» **Material for this task**
————

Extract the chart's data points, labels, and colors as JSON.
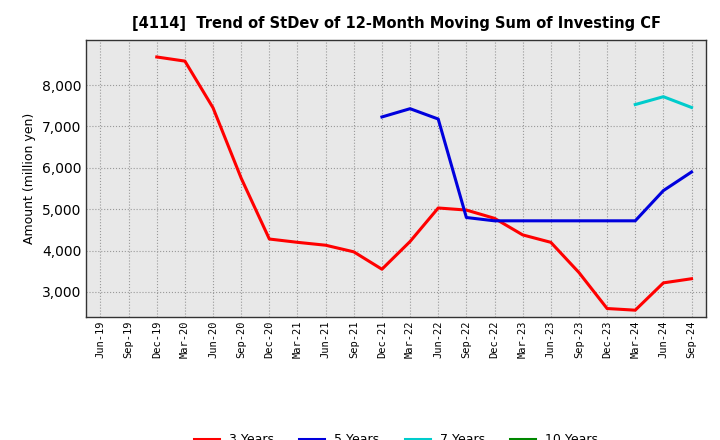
{
  "title": "[4114]  Trend of StDev of 12-Month Moving Sum of Investing CF",
  "ylabel": "Amount (million yen)",
  "background_color": "#ffffff",
  "plot_background": "#e8e8e8",
  "grid_color": "#999999",
  "ylim": [
    2400,
    9100
  ],
  "yticks": [
    3000,
    4000,
    5000,
    6000,
    7000,
    8000
  ],
  "series": {
    "3 Years": {
      "color": "#ff0000",
      "x": [
        0,
        1,
        2,
        3,
        4,
        5,
        6,
        7,
        8,
        9,
        10,
        11,
        12,
        13,
        14,
        15,
        16,
        17,
        18,
        19,
        20,
        21
      ],
      "y": [
        null,
        null,
        8680,
        8580,
        7450,
        5750,
        4280,
        4200,
        4130,
        3970,
        3550,
        4220,
        5030,
        4980,
        4780,
        4380,
        4200,
        3470,
        2600,
        2560,
        3220,
        3320
      ]
    },
    "5 Years": {
      "color": "#0000dd",
      "x": [
        0,
        1,
        2,
        3,
        4,
        5,
        6,
        7,
        8,
        9,
        10,
        11,
        12,
        13,
        14,
        15,
        16,
        17,
        18,
        19,
        20,
        21
      ],
      "y": [
        null,
        null,
        null,
        null,
        null,
        null,
        null,
        null,
        null,
        null,
        7230,
        7430,
        7180,
        4800,
        4720,
        4720,
        4720,
        4720,
        4720,
        4720,
        5450,
        5900
      ]
    },
    "7 Years": {
      "color": "#00cccc",
      "x": [
        0,
        1,
        2,
        3,
        4,
        5,
        6,
        7,
        8,
        9,
        10,
        11,
        12,
        13,
        14,
        15,
        16,
        17,
        18,
        19,
        20,
        21
      ],
      "y": [
        null,
        null,
        null,
        null,
        null,
        null,
        null,
        null,
        null,
        null,
        null,
        null,
        null,
        null,
        null,
        null,
        null,
        null,
        null,
        7530,
        7720,
        7460
      ]
    },
    "10 Years": {
      "color": "#008800",
      "x": [],
      "y": []
    }
  },
  "xtick_labels": [
    "Jun-19",
    "Sep-19",
    "Dec-19",
    "Mar-20",
    "Jun-20",
    "Sep-20",
    "Dec-20",
    "Mar-21",
    "Jun-21",
    "Sep-21",
    "Dec-21",
    "Mar-22",
    "Jun-22",
    "Sep-22",
    "Dec-22",
    "Mar-23",
    "Jun-23",
    "Sep-23",
    "Dec-23",
    "Mar-24",
    "Jun-24",
    "Sep-24"
  ],
  "linewidth": 2.2
}
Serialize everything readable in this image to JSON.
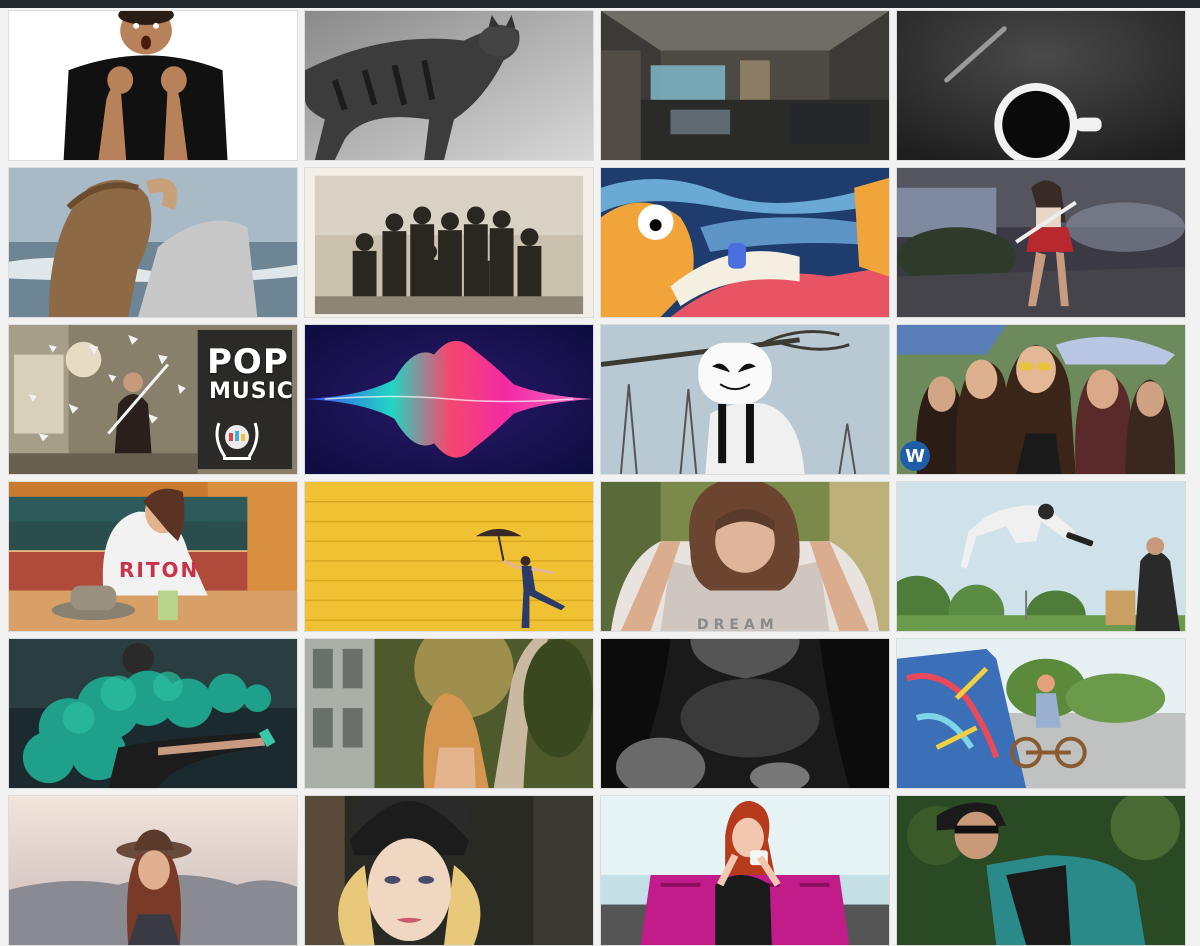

————

Reproduce every line exactly and omit all pictures.

» **Finished exercise**
Extract the chart's data points, labels, and colors as JSON.
{
  "title": "[4114]  Trend of StDev of 12-Month Moving Sum of Investing CF",
  "ylabel": "Amount (million yen)",
  "background_color": "#ffffff",
  "plot_background": "#e8e8e8",
  "grid_color": "#999999",
  "ylim": [
    2400,
    9100
  ],
  "yticks": [
    3000,
    4000,
    5000,
    6000,
    7000,
    8000
  ],
  "series": {
    "3 Years": {
      "color": "#ff0000",
      "x": [
        0,
        1,
        2,
        3,
        4,
        5,
        6,
        7,
        8,
        9,
        10,
        11,
        12,
        13,
        14,
        15,
        16,
        17,
        18,
        19,
        20,
        21
      ],
      "y": [
        null,
        null,
        8680,
        8580,
        7450,
        5750,
        4280,
        4200,
        4130,
        3970,
        3550,
        4220,
        5030,
        4980,
        4780,
        4380,
        4200,
        3470,
        2600,
        2560,
        3220,
        3320
      ]
    },
    "5 Years": {
      "color": "#0000dd",
      "x": [
        0,
        1,
        2,
        3,
        4,
        5,
        6,
        7,
        8,
        9,
        10,
        11,
        12,
        13,
        14,
        15,
        16,
        17,
        18,
        19,
        20,
        21
      ],
      "y": [
        null,
        null,
        null,
        null,
        null,
        null,
        null,
        null,
        null,
        null,
        7230,
        7430,
        7180,
        4800,
        4720,
        4720,
        4720,
        4720,
        4720,
        4720,
        5450,
        5900
      ]
    },
    "7 Years": {
      "color": "#00cccc",
      "x": [
        0,
        1,
        2,
        3,
        4,
        5,
        6,
        7,
        8,
        9,
        10,
        11,
        12,
        13,
        14,
        15,
        16,
        17,
        18,
        19,
        20,
        21
      ],
      "y": [
        null,
        null,
        null,
        null,
        null,
        null,
        null,
        null,
        null,
        null,
        null,
        null,
        null,
        null,
        null,
        null,
        null,
        null,
        null,
        7530,
        7720,
        7460
      ]
    },
    "10 Years": {
      "color": "#008800",
      "x": [],
      "y": []
    }
  },
  "xtick_labels": [
    "Jun-19",
    "Sep-19",
    "Dec-19",
    "Mar-20",
    "Jun-20",
    "Sep-20",
    "Dec-20",
    "Mar-21",
    "Jun-21",
    "Sep-21",
    "Dec-21",
    "Mar-22",
    "Jun-22",
    "Sep-22",
    "Dec-22",
    "Mar-23",
    "Jun-23",
    "Sep-23",
    "Dec-23",
    "Mar-24",
    "Jun-24",
    "Sep-24"
  ],
  "linewidth": 2.2
}
Serialize everything readable in this image to JSON.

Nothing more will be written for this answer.